**PROBLEM TO SOLVE**.
Take every line that has the string "dialing" and copy it out.

**GIVEN ENTRIES**.
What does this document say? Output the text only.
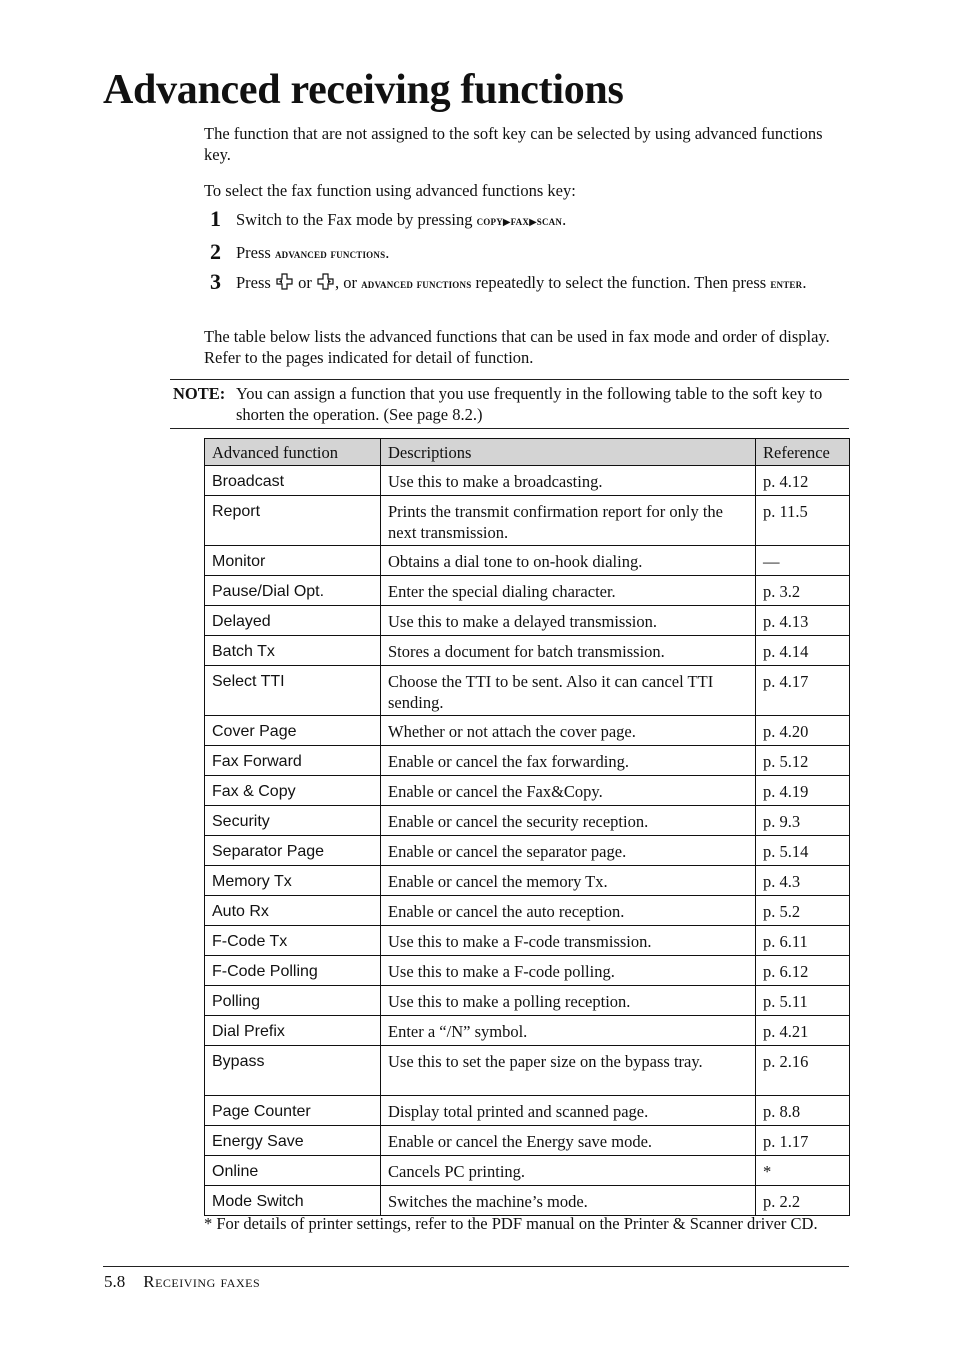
Advanced receiving functions

The function that are not assigned to the soft key can be selected by using advanced functions key.

To select the fax function using advanced functions key:

1 Switch to the Fax mode by pressing copy▶fax▶scan.
2 Press advanced functions.
3 Press  or , or advanced functions repeatedly to select the function. Then press enter.

The table below lists the advanced functions that can be used in fax mode and order of display. Refer to the pages indicated for detail of function.

NOTE: You can assign a function that you use frequently in the following table to the soft key to shorten the operation. (See page 8.2.)
Advanced function	Descriptions	Reference
Broadcast	Use this to make a broadcasting.	p. 4.12
Report	Prints the transmit confirmation report for only the next transmission.	p. 11.5
Monitor	Obtains a dial tone to on-hook dialing.	—
Pause/Dial Opt.	Enter the special dialing character.	p. 3.2
Delayed	Use this to make a delayed transmission.	p. 4.13
Batch Tx	Stores a document for batch transmission.	p. 4.14
Select TTI	Choose the TTI to be sent. Also it can cancel TTI sending.	p. 4.17
Cover Page	Whether or not attach the cover page.	p. 4.20
Fax Forward	Enable or cancel the fax forwarding.	p. 5.12
Fax & Copy	Enable or cancel the Fax&Copy.	p. 4.19
Security	Enable or cancel the security reception.	p. 9.3
Separator Page	Enable or cancel the separator page.	p. 5.14
Memory Tx	Enable or cancel the memory Tx.	p. 4.3
Auto Rx	Enable or cancel the auto reception.	p. 5.2
F-Code Tx	Use this to make a F-code transmission.	p. 6.11
F-Code Polling	Use this to make a F-code polling.	p. 6.12
Polling	Use this to make a polling reception.	p. 5.11
Dial Prefix	Enter a “/N” symbol.	p. 4.21
Bypass	Use this to set the paper size on the bypass tray.	p. 2.16
Page Counter	Display total printed and scanned page.	p. 8.8
Energy Save	Enable or cancel the Energy save mode.	p. 1.17
Online	Cancels PC printing.	*
Mode Switch	Switches the machine’s mode.	p. 2.2
* For details of printer settings, refer to the PDF manual on the Printer & Scanner driver CD.
5.8 Receiving faxes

**FINAL RESULT**.
Monitor	Obtains a dial tone to on-hook dialing.	—
Pause/Dial Opt.	Enter the special dialing character.	p. 3.2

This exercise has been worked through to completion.